**WHAT THE EXERCISE ASKS:** Wherever the string "corporis" appears, copy the whole line.

== == ==

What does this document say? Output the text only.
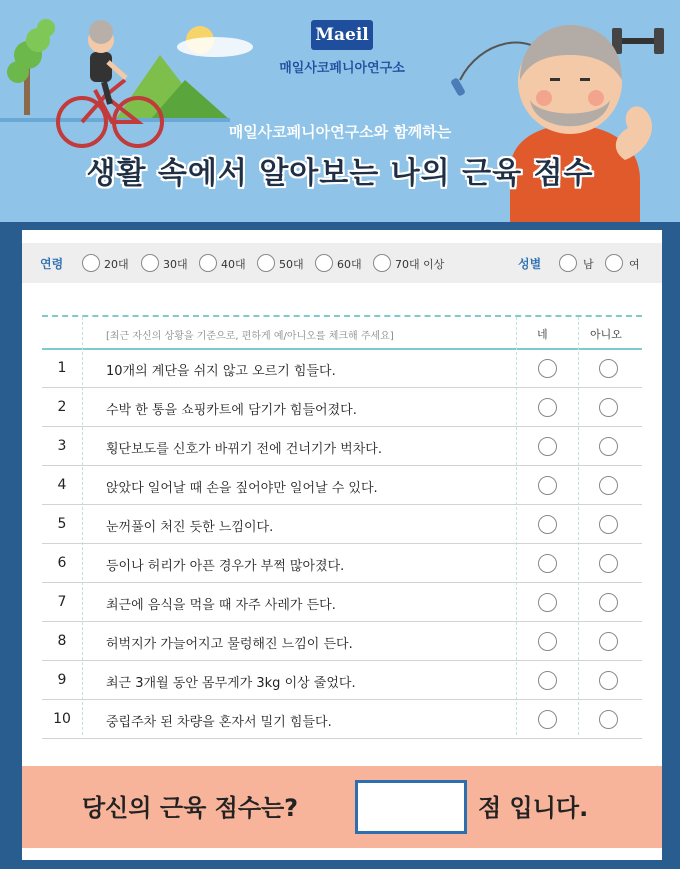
Maeil
매일사코페니아연구소
매일사코페니아연구소와 함께하는
생활 속에서 알아보는 나의 근육 점수
연령	20대	30대	40대	50대	60대	70대 이상	성별	남	여
[최근 자신의 상황을 기준으로, 편하게 예/아니오를 체크해 주세요]	네	아니오
1	10개의 계단을 쉬지 않고 오르기 힘들다.
2	수박 한 통을 쇼핑카트에 담기가 힘들어졌다.
3	횡단보도를 신호가 바뀌기 전에 건너기가 벅차다.
4	앉았다 일어날 때 손을 짚어야만 일어날 수 있다.
5	눈꺼풀이 처진 듯한 느낌이다.
6	등이나 허리가 아픈 경우가 부쩍 많아졌다.
7	최근에 음식을 먹을 때 자주 사레가 든다.
8	허벅지가 가늘어지고 물렁해진 느낌이 든다.
9	최근 3개월 동안 몸무게가 3kg 이상 줄었다.
10	중립주차 된 차량을 혼자서 밀기 힘들다.
당신의 근육 점수는?	점 입니다.
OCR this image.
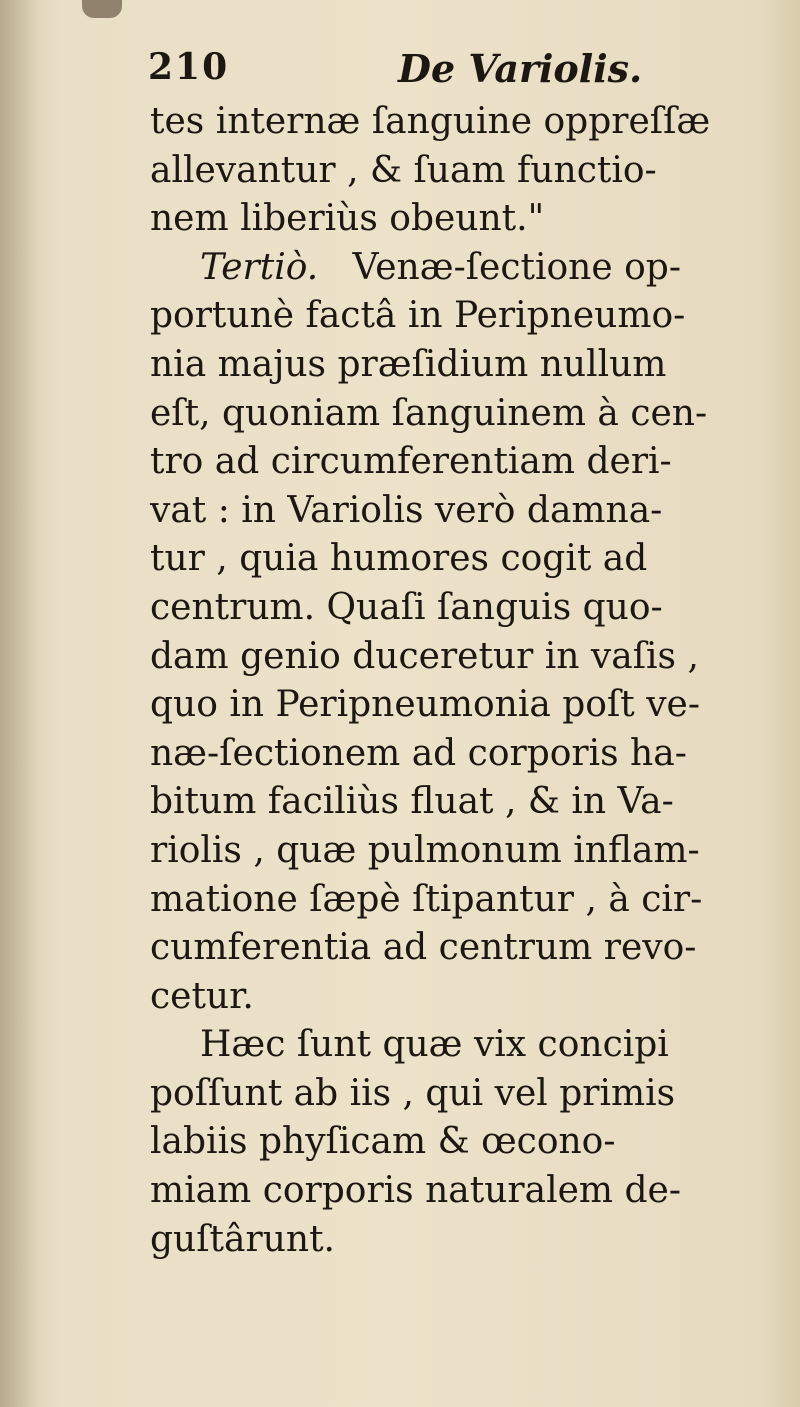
210	De Variolis.
tes internæ ſanguine oppreſſæ
allevantur , & ſuam functio-
nem liberiùs obeunt."
Tertiò. Venæ-ſectione op-
portunè factâ in Peripneumo-
nia majus præſidium nullum
eſt, quoniam ſanguinem à cen-
tro ad circumferentiam deri-
vat : in Variolis verò damna-
tur , quia humores cogit ad
centrum. Quaſi ſanguis quo-
dam genio duceretur in vaſis ,
quo in Peripneumonia poſt ve-
næ-ſectionem ad corporis ha-
bitum faciliùs fluat , & in Va-
riolis , quæ pulmonum inflam-
matione ſæpè ſtipantur , à cir-
cumferentia ad centrum revo-
cetur.
Hæc ſunt quæ vix concipi
poſſunt ab iis , qui vel primis
labiis phyſicam & œcono-
miam corporis naturalem de-
guſtârunt.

== == ==

**FULL RESPONSE:**
næ-ſectionem ad corporis ha-
miam corporis naturalem de-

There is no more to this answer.